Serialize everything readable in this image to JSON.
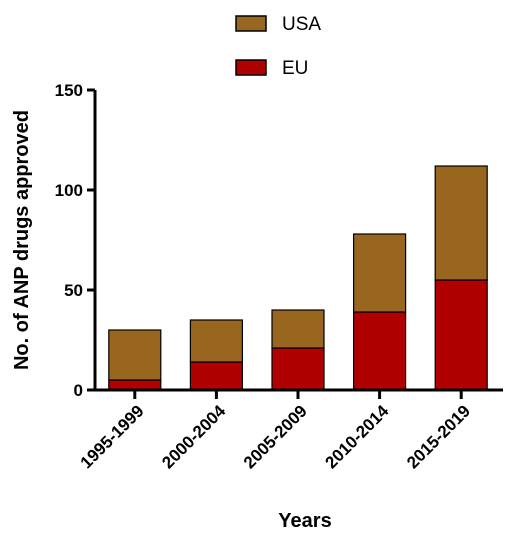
{
  "chart_data": {
    "type": "bar",
    "stacked": true,
    "categories": [
      "1995-1999",
      "2000-2004",
      "2005-2009",
      "2010-2014",
      "2015-2019"
    ],
    "series": [
      {
        "name": "EU",
        "values": [
          5,
          14,
          21,
          39,
          55
        ],
        "color": "#b00000"
      },
      {
        "name": "USA",
        "values": [
          25,
          21,
          19,
          39,
          57
        ],
        "color": "#99661f"
      }
    ],
    "totals": [
      30,
      35,
      40,
      78,
      112
    ],
    "xlabel": "Years",
    "ylabel": "No. of ANP drugs approved",
    "ylim": [
      0,
      150
    ],
    "yticks": [
      "0",
      "50",
      "100",
      "150"
    ],
    "legend_position": "top-center",
    "legend_order": [
      "USA",
      "EU"
    ],
    "grid": false
  }
}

■ **Problem description**
Reproduce the records above exactly, leaving out every picture they contain.

■ **Completed exercise**
Serialize everything readable in this image to JSON.
{
  "chart_data": {
    "type": "bar",
    "stacked": true,
    "categories": [
      "1995-1999",
      "2000-2004",
      "2005-2009",
      "2010-2014",
      "2015-2019"
    ],
    "series": [
      {
        "name": "EU",
        "values": [
          5,
          14,
          21,
          39,
          55
        ],
        "color": "#b00000"
      },
      {
        "name": "USA",
        "values": [
          25,
          21,
          19,
          39,
          57
        ],
        "color": "#99661f"
      }
    ],
    "totals": [
      30,
      35,
      40,
      78,
      112
    ],
    "xlabel": "Years",
    "ylabel": "No. of ANP drugs approved",
    "ylim": [
      0,
      150
    ],
    "yticks": [
      "0",
      "50",
      "100",
      "150"
    ],
    "legend_position": "top-center",
    "legend_order": [
      "USA",
      "EU"
    ],
    "grid": false
  }
}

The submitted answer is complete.